> [What to do]: Check each line of the records below and collect those holding "name".

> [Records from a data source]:
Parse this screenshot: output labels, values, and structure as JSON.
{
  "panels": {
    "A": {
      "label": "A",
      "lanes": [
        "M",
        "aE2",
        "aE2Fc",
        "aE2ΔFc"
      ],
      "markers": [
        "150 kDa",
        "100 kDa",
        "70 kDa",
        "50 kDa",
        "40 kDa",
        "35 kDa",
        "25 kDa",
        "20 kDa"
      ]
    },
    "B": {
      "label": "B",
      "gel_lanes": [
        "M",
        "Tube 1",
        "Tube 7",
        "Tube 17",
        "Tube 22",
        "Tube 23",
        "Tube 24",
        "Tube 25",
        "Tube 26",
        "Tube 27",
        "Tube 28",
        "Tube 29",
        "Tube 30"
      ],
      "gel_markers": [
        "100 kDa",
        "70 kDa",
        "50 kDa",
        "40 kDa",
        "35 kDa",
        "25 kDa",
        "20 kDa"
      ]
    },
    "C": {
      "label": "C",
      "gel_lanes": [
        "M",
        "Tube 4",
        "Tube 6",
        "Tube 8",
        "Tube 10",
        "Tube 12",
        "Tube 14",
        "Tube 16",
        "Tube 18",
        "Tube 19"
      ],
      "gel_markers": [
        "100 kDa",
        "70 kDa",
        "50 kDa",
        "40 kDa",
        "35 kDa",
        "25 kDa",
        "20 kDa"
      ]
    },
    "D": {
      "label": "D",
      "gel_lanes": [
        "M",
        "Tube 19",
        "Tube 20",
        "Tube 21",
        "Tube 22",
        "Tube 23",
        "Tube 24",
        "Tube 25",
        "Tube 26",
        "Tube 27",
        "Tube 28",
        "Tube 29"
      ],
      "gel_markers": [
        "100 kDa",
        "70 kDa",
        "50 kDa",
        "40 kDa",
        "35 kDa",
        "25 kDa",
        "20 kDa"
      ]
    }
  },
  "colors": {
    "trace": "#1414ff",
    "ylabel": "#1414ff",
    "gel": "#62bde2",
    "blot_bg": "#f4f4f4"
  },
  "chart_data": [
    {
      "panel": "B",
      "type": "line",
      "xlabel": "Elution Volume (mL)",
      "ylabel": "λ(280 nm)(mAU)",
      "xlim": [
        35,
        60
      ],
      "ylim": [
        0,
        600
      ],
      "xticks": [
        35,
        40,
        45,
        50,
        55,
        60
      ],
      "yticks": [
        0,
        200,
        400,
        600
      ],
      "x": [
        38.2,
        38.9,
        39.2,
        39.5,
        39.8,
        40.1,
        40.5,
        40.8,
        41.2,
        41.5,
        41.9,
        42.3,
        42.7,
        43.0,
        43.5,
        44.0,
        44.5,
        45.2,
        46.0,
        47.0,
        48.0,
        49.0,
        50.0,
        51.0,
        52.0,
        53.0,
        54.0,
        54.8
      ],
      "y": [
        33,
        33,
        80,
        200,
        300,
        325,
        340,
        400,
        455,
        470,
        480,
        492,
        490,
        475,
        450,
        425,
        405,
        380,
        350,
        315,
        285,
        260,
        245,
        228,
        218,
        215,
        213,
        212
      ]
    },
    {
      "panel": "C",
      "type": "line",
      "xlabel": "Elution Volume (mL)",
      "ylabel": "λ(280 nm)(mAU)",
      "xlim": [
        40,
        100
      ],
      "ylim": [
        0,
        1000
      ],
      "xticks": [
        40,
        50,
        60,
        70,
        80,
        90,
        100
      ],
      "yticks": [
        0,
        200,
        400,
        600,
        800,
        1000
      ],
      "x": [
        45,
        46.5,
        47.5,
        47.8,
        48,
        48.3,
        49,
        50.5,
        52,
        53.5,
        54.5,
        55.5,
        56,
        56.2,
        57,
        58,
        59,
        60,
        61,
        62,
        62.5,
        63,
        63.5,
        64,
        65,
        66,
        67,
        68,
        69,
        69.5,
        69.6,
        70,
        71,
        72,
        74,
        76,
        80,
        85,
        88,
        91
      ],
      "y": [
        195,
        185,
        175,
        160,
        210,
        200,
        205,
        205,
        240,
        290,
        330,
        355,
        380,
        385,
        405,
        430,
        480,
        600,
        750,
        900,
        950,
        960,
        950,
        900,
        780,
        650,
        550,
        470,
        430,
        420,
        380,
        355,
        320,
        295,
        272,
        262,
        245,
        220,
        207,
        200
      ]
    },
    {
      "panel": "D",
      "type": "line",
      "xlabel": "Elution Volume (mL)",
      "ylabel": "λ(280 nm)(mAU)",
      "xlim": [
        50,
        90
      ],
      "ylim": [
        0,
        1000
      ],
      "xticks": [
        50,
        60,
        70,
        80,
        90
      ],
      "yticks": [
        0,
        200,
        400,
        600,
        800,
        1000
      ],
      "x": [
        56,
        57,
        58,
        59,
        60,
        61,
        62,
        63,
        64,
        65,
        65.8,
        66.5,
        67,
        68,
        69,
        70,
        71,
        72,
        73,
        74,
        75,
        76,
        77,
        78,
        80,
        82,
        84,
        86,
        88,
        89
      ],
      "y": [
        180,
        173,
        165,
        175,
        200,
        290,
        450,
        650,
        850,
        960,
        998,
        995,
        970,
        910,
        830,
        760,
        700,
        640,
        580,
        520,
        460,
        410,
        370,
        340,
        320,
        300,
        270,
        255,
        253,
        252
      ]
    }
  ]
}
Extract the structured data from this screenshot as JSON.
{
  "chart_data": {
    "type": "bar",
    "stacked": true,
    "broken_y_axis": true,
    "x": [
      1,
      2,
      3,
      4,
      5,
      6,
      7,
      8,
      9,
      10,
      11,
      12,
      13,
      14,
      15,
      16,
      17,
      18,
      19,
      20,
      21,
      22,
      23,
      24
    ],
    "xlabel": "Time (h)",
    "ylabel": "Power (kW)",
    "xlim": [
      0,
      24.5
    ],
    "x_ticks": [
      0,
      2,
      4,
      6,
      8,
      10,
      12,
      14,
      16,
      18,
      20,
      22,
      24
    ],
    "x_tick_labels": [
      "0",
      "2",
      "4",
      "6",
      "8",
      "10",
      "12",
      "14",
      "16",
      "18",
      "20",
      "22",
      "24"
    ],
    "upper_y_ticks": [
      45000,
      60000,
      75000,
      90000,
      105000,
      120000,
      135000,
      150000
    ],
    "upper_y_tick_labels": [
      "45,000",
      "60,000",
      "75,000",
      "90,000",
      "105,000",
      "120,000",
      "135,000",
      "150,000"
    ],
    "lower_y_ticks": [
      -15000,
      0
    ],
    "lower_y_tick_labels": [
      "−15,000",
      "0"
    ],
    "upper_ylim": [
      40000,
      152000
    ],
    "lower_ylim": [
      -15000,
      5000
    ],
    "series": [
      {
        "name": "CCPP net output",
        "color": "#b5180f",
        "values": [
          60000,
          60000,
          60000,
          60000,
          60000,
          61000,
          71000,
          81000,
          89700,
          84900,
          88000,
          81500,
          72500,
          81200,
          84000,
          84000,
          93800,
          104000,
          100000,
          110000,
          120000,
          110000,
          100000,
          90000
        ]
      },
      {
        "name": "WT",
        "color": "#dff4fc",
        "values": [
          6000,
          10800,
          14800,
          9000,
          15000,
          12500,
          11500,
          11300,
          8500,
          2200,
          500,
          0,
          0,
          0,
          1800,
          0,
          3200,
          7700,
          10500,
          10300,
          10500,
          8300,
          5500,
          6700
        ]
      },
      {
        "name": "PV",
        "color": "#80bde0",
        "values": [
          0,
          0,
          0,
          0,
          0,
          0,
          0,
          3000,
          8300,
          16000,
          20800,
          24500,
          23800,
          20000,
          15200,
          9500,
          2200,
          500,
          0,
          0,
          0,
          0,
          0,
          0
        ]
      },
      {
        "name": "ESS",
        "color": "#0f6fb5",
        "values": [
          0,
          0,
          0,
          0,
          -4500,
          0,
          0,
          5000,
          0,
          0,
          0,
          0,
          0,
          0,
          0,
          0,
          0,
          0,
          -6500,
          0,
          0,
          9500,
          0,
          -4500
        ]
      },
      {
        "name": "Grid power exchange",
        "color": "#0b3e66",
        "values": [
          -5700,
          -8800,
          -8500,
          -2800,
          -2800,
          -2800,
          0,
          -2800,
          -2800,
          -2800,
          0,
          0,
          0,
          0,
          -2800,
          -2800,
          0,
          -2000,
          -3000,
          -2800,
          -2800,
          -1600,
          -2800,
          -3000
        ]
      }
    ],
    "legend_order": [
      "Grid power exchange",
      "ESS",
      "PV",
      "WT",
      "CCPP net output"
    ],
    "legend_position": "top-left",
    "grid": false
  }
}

> [Output for this exercise]:
        "name": "CCPP net output",
        "name": "WT",
        "name": "PV",
        "name": "ESS",
        "name": "Grid power exchange",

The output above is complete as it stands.